What this task involves: Report only the number of lines that hold the word "Power".

........

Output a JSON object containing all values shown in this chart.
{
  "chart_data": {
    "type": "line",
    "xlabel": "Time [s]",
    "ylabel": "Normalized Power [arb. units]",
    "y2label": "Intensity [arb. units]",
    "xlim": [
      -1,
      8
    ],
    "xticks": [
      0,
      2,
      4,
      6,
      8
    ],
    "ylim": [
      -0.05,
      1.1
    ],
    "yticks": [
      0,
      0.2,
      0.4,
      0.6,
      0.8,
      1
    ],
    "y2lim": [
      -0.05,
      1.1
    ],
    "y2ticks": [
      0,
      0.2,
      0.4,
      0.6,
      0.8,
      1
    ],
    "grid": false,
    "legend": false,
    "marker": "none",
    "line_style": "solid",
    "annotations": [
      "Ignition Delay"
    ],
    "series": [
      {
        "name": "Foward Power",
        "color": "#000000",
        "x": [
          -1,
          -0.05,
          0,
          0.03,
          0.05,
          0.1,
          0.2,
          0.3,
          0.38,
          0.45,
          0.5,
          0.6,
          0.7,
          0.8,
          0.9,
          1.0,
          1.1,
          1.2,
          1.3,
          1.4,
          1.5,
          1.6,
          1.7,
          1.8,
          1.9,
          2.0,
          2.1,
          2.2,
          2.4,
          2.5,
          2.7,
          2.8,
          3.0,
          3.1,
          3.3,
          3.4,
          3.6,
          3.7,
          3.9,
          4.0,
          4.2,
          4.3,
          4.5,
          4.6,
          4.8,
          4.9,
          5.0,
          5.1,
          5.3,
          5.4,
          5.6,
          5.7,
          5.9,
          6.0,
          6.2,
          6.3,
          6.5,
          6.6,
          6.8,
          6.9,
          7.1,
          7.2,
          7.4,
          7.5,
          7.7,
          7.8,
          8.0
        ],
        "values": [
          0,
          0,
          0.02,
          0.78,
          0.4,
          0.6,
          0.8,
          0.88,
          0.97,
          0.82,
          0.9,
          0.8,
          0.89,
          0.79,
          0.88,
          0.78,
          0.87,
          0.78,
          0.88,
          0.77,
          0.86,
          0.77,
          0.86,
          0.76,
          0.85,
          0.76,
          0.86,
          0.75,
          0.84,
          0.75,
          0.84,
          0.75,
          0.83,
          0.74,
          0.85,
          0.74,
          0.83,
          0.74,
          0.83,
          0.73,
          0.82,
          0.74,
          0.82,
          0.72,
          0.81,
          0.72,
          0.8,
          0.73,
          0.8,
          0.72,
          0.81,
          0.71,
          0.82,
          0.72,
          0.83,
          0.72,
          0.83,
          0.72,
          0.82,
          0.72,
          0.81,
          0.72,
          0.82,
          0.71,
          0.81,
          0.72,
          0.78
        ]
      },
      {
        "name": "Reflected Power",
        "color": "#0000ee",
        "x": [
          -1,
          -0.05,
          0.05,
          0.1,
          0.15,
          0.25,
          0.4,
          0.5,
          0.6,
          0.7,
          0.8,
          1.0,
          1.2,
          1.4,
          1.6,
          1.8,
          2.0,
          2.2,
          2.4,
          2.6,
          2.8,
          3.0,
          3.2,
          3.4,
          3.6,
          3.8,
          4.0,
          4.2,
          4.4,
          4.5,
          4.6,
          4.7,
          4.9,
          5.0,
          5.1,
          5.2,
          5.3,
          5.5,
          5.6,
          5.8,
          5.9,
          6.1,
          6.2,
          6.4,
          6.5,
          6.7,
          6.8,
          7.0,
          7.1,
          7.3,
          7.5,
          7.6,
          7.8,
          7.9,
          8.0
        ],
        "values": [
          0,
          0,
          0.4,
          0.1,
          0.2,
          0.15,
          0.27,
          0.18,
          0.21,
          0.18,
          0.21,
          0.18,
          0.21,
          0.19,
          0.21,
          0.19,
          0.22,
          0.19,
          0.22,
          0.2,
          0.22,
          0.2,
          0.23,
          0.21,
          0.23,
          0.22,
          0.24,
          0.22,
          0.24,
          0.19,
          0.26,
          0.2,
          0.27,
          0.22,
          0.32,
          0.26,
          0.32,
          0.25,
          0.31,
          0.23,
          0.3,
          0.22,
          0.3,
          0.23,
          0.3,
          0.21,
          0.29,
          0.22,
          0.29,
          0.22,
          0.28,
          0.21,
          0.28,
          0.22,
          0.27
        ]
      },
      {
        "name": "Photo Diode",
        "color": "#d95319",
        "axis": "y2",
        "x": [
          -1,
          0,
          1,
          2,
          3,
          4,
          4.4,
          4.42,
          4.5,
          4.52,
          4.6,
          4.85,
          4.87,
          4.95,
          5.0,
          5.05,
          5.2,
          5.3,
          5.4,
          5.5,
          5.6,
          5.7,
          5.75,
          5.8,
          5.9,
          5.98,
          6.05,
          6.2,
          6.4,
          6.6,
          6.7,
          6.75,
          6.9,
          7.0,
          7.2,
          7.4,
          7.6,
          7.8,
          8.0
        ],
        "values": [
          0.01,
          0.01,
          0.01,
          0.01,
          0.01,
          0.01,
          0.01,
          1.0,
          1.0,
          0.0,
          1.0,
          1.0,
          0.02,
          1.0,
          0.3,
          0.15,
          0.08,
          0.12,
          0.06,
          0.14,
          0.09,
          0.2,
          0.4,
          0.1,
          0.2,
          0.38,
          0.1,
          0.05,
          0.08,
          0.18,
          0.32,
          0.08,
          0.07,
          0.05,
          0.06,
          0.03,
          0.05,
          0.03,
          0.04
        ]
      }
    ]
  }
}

........

Answer to this task: 3